## WHAT THE TASK REQUIRES
Leaving out every picture, quote the data below exactly as it appears.

>> begin EXTRACTED RECORDS

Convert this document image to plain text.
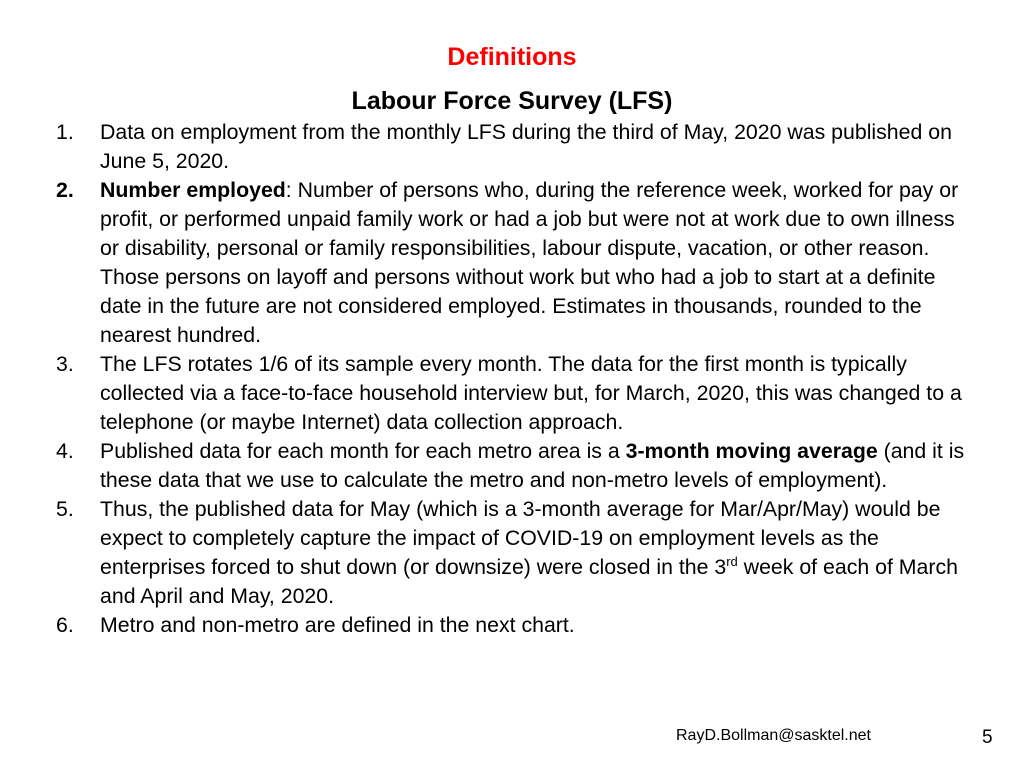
Definitions
Labour Force Survey (LFS)
1.	Data on employment from the monthly LFS during the third of May, 2020 was published on June 5, 2020.
2.	Number employed: Number of persons who, during the reference week, worked for pay or profit, or performed unpaid family work or had a job but were not at work due to own illness or disability, personal or family responsibilities, labour dispute, vacation, or other reason. Those persons on layoff and persons without work but who had a job to start at a definite date in the future are not considered employed. Estimates in thousands, rounded to the nearest hundred.
3.	The LFS rotates 1/6 of its sample every month. The data for the first month is typically collected via a face-to-face household interview but, for March, 2020, this was changed to a telephone (or maybe Internet) data collection approach.
4.	Published data for each month for each metro area is a 3-month moving average (and it is these data that we use to calculate the metro and non-metro levels of employment).
5.	Thus, the published data for May (which is a 3-month average for Mar/Apr/May) would be expect to completely capture the impact of COVID-19 on employment levels as the enterprises forced to shut down (or downsize) were closed in the 3rd week of each of March and April and May, 2020.
6.	Metro and non-metro are defined in the next chart.
RayD.Bollman@sasktel.net	5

>> end EXTRACTED RECORDS

## TASK RESPONSE
Convert this document image to plain text.
Definitions
Labour Force Survey (LFS)
1.	Data on employment from the monthly LFS during the third of May, 2020 was published on June 5, 2020.
2.	Number employed: Number of persons who, during the reference week, worked for pay or profit, or performed unpaid family work or had a job but were not at work due to own illness or disability, personal or family responsibilities, labour dispute, vacation, or other reason. Those persons on layoff and persons without work but who had a job to start at a definite date in the future are not considered employed. Estimates in thousands, rounded to the nearest hundred.
3.	The LFS rotates 1/6 of its sample every month. The data for the first month is typically collected via a face-to-face household interview but, for March, 2020, this was changed to a telephone (or maybe Internet) data collection approach.
4.	Published data for each month for each metro area is a 3-month moving average (and it is these data that we use to calculate the metro and non-metro levels of employment).
5.	Thus, the published data for May (which is a 3-month average for Mar/Apr/May) would be expect to completely capture the impact of COVID-19 on employment levels as the enterprises forced to shut down (or downsize) were closed in the 3rd week of each of March and April and May, 2020.
6.	Metro and non-metro are defined in the next chart.
RayD.Bollman@sasktel.net	5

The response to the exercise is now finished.